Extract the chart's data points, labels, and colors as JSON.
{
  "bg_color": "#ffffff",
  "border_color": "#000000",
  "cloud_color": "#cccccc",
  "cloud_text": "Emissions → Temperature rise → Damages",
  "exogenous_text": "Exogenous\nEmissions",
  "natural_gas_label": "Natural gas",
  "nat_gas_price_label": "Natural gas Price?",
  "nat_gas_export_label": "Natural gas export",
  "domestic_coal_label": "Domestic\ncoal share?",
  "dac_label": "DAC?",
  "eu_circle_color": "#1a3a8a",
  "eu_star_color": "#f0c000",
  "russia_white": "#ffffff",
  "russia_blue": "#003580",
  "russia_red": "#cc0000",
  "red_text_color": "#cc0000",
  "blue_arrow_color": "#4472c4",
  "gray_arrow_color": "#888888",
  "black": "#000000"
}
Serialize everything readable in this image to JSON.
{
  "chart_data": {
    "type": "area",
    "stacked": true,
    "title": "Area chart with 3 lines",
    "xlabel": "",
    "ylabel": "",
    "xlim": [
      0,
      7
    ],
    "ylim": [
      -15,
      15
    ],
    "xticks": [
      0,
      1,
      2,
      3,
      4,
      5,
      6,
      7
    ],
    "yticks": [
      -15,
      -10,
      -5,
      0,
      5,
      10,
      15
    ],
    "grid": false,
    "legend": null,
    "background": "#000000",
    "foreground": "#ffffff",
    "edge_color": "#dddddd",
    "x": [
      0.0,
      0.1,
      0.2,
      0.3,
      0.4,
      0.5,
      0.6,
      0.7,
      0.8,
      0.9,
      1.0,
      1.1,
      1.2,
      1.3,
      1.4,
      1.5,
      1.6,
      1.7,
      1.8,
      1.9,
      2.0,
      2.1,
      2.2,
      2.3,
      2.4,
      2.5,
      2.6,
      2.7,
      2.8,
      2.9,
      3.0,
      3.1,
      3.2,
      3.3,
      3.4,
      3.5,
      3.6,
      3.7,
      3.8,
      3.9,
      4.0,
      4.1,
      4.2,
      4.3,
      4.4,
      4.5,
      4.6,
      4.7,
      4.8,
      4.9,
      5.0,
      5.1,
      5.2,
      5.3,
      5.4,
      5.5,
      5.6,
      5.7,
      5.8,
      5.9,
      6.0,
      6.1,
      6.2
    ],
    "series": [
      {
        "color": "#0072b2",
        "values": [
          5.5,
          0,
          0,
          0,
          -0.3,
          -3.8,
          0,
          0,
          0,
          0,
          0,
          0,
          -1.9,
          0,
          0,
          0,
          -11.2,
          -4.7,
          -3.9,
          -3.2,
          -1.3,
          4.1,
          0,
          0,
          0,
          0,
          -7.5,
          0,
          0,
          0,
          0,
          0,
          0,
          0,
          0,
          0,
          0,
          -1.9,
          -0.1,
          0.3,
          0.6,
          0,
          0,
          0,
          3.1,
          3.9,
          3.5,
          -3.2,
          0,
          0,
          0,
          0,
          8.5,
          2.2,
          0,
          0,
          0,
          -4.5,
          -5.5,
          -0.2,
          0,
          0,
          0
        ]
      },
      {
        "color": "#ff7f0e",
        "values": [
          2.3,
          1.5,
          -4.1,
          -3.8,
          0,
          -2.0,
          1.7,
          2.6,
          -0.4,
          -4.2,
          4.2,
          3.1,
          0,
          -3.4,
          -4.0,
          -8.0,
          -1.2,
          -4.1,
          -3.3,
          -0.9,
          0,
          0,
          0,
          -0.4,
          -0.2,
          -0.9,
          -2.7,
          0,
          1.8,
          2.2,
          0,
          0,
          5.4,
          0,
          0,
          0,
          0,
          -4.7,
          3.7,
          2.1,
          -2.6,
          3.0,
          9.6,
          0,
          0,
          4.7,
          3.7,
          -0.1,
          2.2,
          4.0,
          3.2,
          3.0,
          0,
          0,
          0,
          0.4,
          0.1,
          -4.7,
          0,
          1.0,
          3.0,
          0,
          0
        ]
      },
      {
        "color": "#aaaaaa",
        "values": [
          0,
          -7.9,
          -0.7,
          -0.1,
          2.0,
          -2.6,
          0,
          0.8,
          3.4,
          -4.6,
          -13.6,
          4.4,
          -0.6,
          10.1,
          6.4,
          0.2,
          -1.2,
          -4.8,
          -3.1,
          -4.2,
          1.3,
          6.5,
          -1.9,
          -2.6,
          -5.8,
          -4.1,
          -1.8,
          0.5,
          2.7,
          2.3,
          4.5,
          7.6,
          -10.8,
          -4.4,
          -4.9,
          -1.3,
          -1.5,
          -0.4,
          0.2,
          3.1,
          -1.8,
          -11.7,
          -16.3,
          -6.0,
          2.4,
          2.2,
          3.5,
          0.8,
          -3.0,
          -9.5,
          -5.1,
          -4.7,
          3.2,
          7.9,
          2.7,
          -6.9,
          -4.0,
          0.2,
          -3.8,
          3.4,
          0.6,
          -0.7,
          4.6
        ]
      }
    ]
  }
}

☆ ☆ ☆ ☆ ☆

▸ **Job**:
Without leaving anything out, quote all the data.

▸ **Output for this task**:
Extract the chart's data points, labels, and colors as JSON.
{
  "bg_color": "#ffffff",
  "border_color": "#000000",
  "cloud_color": "#cccccc",
  "cloud_text": "Emissions → Temperature rise → Damages",
  "exogenous_text": "Exogenous\nEmissions",
  "natural_gas_label": "Natural gas",
  "nat_gas_price_label": "Natural gas Price?",
  "nat_gas_export_label": "Natural gas export",
  "domestic_coal_label": "Domestic\ncoal share?",
  "dac_label": "DAC?",
  "eu_circle_color": "#1a3a8a",
  "eu_star_color": "#f0c000",
  "russia_white": "#ffffff",
  "russia_blue": "#003580",
  "russia_red": "#cc0000",
  "red_text_color": "#cc0000",
  "blue_arrow_color": "#4472c4",
  "gray_arrow_color": "#888888",
  "black": "#000000"
}
Serialize everything readable in this image to JSON.
{
  "chart_data": {
    "type": "area",
    "stacked": true,
    "title": "Area chart with 3 lines",
    "xlabel": "",
    "ylabel": "",
    "xlim": [
      0,
      7
    ],
    "ylim": [
      -15,
      15
    ],
    "xticks": [
      0,
      1,
      2,
      3,
      4,
      5,
      6,
      7
    ],
    "yticks": [
      -15,
      -10,
      -5,
      0,
      5,
      10,
      15
    ],
    "grid": false,
    "legend": null,
    "background": "#000000",
    "foreground": "#ffffff",
    "edge_color": "#dddddd",
    "x": [
      0.0,
      0.1,
      0.2,
      0.3,
      0.4,
      0.5,
      0.6,
      0.7,
      0.8,
      0.9,
      1.0,
      1.1,
      1.2,
      1.3,
      1.4,
      1.5,
      1.6,
      1.7,
      1.8,
      1.9,
      2.0,
      2.1,
      2.2,
      2.3,
      2.4,
      2.5,
      2.6,
      2.7,
      2.8,
      2.9,
      3.0,
      3.1,
      3.2,
      3.3,
      3.4,
      3.5,
      3.6,
      3.7,
      3.8,
      3.9,
      4.0,
      4.1,
      4.2,
      4.3,
      4.4,
      4.5,
      4.6,
      4.7,
      4.8,
      4.9,
      5.0,
      5.1,
      5.2,
      5.3,
      5.4,
      5.5,
      5.6,
      5.7,
      5.8,
      5.9,
      6.0,
      6.1,
      6.2
    ],
    "series": [
      {
        "color": "#0072b2",
        "values": [
          5.5,
          0,
          0,
          0,
          -0.3,
          -3.8,
          0,
          0,
          0,
          0,
          0,
          0,
          -1.9,
          0,
          0,
          0,
          -11.2,
          -4.7,
          -3.9,
          -3.2,
          -1.3,
          4.1,
          0,
          0,
          0,
          0,
          -7.5,
          0,
          0,
          0,
          0,
          0,
          0,
          0,
          0,
          0,
          0,
          -1.9,
          -0.1,
          0.3,
          0.6,
          0,
          0,
          0,
          3.1,
          3.9,
          3.5,
          -3.2,
          0,
          0,
          0,
          0,
          8.5,
          2.2,
          0,
          0,
          0,
          -4.5,
          -5.5,
          -0.2,
          0,
          0,
          0
        ]
      },
      {
        "color": "#ff7f0e",
        "values": [
          2.3,
          1.5,
          -4.1,
          -3.8,
          0,
          -2.0,
          1.7,
          2.6,
          -0.4,
          -4.2,
          4.2,
          3.1,
          0,
          -3.4,
          -4.0,
          -8.0,
          -1.2,
          -4.1,
          -3.3,
          -0.9,
          0,
          0,
          0,
          -0.4,
          -0.2,
          -0.9,
          -2.7,
          0,
          1.8,
          2.2,
          0,
          0,
          5.4,
          0,
          0,
          0,
          0,
          -4.7,
          3.7,
          2.1,
          -2.6,
          3.0,
          9.6,
          0,
          0,
          4.7,
          3.7,
          -0.1,
          2.2,
          4.0,
          3.2,
          3.0,
          0,
          0,
          0,
          0.4,
          0.1,
          -4.7,
          0,
          1.0,
          3.0,
          0,
          0
        ]
      },
      {
        "color": "#aaaaaa",
        "values": [
          0,
          -7.9,
          -0.7,
          -0.1,
          2.0,
          -2.6,
          0,
          0.8,
          3.4,
          -4.6,
          -13.6,
          4.4,
          -0.6,
          10.1,
          6.4,
          0.2,
          -1.2,
          -4.8,
          -3.1,
          -4.2,
          1.3,
          6.5,
          -1.9,
          -2.6,
          -5.8,
          -4.1,
          -1.8,
          0.5,
          2.7,
          2.3,
          4.5,
          7.6,
          -10.8,
          -4.4,
          -4.9,
          -1.3,
          -1.5,
          -0.4,
          0.2,
          3.1,
          -1.8,
          -11.7,
          -16.3,
          -6.0,
          2.4,
          2.2,
          3.5,
          0.8,
          -3.0,
          -9.5,
          -5.1,
          -4.7,
          3.2,
          7.9,
          2.7,
          -6.9,
          -4.0,
          0.2,
          -3.8,
          3.4,
          0.6,
          -0.7,
          4.6
        ]
      }
    ]
  }
}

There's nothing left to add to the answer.